## ЗАДАНИЕ 1:
Повторите без изменений записи, начиная с первой строки и заканчивая строкой, в которой есть «colorbar: -2.50 -1.50», включительно.

## ФРАГМЕНТ ТЕКСТА:
И вывело, и надломило, и в конце концов привело к смерти.

* * *

Следуя за ним, не по бумаге, но реально, по карте, мы отыскивали границы его «материка» и, соответственно, скрытые границы территории классического русского слова. Границы не столько веры, сколько слова о вере.

Такие характерно «московские» границы мы ищем и различаем там и здесь по переменам в состоянии «локатора» Толстого. Этот одушевленный инструмент безошибочно указывает на особые литературные пределы. Не только на Дону или в Арзамасе, но и во множестве других мест [39], но в данном случае достаточно двух точек на «бумажном» берегу, чтобы проследить юго-восточный берег нашего материка слова.

Все сходится на этом берегу, в Арзамасе и Баловневе: на пределе своего «пространства» тонкокожий человек Толстой всякий раз трепетал, предчувствуя неведомое, различая близкий конец. В Арзамасе он столкнулся с чем-то странным, квадратно-ужасным — смерть подошла вплотную к границе его сознания. Здесь, на Дону, на бегу он различил ту же ужасную границу, отчего впал в свою странную агонию, лихорадку пространства. И умер — в этой «запредельной» лихорадке, в «бессловесной» задонской агонии.

## ИСХОДНЫЕ ДАННЫЕ:
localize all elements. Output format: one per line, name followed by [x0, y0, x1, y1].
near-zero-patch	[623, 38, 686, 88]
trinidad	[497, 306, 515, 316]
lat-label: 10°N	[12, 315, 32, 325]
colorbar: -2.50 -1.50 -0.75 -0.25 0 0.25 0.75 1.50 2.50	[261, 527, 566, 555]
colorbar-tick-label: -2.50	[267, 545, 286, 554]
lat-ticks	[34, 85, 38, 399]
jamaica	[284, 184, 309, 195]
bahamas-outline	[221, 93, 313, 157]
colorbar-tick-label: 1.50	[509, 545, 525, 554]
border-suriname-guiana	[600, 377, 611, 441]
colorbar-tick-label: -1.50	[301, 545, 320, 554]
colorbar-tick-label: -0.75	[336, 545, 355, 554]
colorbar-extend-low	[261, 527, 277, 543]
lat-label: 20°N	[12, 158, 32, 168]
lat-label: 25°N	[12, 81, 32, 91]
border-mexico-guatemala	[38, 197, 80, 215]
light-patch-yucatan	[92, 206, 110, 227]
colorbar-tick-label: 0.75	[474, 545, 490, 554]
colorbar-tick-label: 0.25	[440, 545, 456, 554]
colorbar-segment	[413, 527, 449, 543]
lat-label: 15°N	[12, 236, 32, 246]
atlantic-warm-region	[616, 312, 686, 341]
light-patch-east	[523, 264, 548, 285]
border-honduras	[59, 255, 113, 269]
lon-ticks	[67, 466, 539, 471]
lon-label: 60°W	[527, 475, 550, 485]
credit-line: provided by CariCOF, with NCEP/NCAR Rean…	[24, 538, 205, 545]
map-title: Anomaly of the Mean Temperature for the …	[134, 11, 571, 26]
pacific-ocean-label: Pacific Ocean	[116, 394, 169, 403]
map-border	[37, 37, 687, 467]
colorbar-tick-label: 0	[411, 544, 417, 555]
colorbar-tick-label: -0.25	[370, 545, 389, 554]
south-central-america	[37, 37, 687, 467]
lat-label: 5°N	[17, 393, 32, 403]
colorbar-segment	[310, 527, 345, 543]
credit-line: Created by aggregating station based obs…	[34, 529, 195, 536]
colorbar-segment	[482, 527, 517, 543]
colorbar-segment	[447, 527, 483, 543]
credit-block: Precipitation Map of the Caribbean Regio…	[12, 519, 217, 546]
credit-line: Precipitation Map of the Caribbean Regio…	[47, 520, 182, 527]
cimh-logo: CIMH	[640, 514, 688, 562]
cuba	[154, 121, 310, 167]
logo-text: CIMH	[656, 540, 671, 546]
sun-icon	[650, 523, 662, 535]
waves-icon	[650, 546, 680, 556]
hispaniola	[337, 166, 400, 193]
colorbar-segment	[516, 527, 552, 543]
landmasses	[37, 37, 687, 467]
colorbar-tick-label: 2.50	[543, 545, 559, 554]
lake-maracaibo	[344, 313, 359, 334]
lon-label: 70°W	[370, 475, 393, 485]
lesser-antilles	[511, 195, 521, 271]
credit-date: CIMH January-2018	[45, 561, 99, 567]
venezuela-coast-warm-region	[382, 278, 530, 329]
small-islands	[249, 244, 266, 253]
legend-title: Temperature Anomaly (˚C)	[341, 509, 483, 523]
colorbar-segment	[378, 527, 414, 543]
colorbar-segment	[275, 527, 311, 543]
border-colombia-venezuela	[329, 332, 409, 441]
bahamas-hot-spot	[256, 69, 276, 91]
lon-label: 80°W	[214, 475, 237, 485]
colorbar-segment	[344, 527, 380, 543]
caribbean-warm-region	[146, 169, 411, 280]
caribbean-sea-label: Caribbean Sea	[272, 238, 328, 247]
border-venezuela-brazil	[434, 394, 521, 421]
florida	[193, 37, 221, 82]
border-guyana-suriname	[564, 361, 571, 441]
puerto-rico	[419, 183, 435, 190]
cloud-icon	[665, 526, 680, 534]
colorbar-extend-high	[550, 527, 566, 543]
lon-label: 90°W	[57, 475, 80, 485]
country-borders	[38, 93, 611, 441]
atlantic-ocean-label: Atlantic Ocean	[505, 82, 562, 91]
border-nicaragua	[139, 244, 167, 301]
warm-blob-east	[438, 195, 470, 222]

## ЗАДАНИЕ 2:
Перепишите весь текст о Толстом слово в слово.

## РЕЗУЛЬТАТ 1:
localize all elements. Output format: one per line, name followed by [x0, y0, x1, y1].
near-zero-patch	[623, 38, 686, 88]
trinidad	[497, 306, 515, 316]
lat-label: 10°N	[12, 315, 32, 325]
colorbar: -2.50 -1.50 -0.75 -0.25 0 0.25 0.75 1.50 2.50	[261, 527, 566, 555]

## РЕЗУЛЬТАТ 2:
И вывело, и надломило, и в конце концов привело к смерти.

* * *

Следуя за ним, не по бумаге, но реально, по карте, мы отыскивали границы его «материка» и, соответственно, скрытые границы территории классического русского слова. Границы не столько веры, сколько слова о вере.

Такие характерно «московские» границы мы ищем и различаем там и здесь по переменам в состоянии «локатора» Толстого. Этот одушевленный инструмент безошибочно указывает на особые литературные пределы. Не только на Дону или в Арзамасе, но и во множестве других мест [39], но в данном случае достаточно двух точек на «бумажном» берегу, чтобы проследить юго-восточный берег нашего материка слова.

Все сходится на этом берегу, в Арзамасе и Баловневе: на пределе своего «пространства» тонкокожий человек Толстой всякий раз трепетал, предчувствуя неведомое, различая близкий конец. В Арзамасе он столкнулся с чем-то странным, квадратно-ужасным — смерть подошла вплотную к границе его сознания. Здесь, на Дону, на бегу он различил ту же ужасную границу, отчего впал в свою странную агонию, лихорадку пространства. И умер — в этой «запредельной» лихорадке, в «бессловесной» задонской агонии.